- YOUR TASK -
The records below hold pictures; please leave those out and retype the rest exactly.

[start EXERCISE DATA]

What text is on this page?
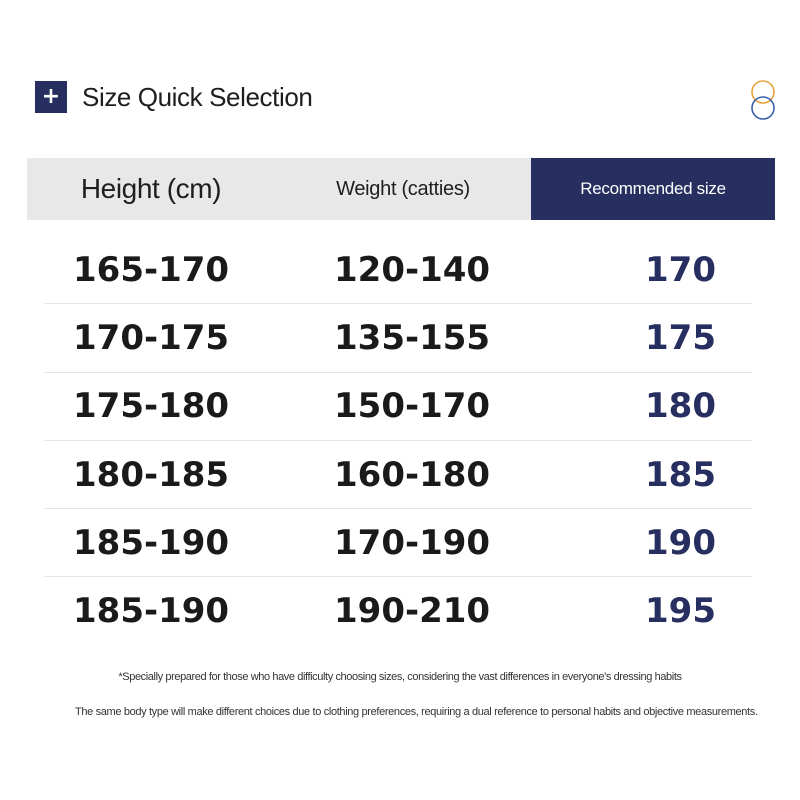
+ Size Quick Selection
Height (cm)	Weight (catties)	Recommended size
165-170	120-140	170
170-175	135-155	175
175-180	150-170	180
180-185	160-180	185
185-190	170-190	190
185-190	190-210	195
*Specially prepared for those who have difficulty choosing sizes, considering the vast differences in everyone's dressing habits
The same body type will make different choices due to clothing preferences, requiring a dual reference to personal habits and objective measurements.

[end EXERCISE DATA]

- SOLUTION TO THIS PROBLEM -
What text is on this page?
+ Size Quick Selection
Height (cm)	Weight (catties)	Recommended size
165-170	120-140	170
170-175	135-155	175
175-180	150-170	180
180-185	160-180	185
185-190	170-190	190
185-190	190-210	195
*Specially prepared for those who have difficulty choosing sizes, considering the vast differences in everyone's dressing habits
The same body type will make different choices due to clothing preferences, requiring a dual reference to personal habits and objective measurements.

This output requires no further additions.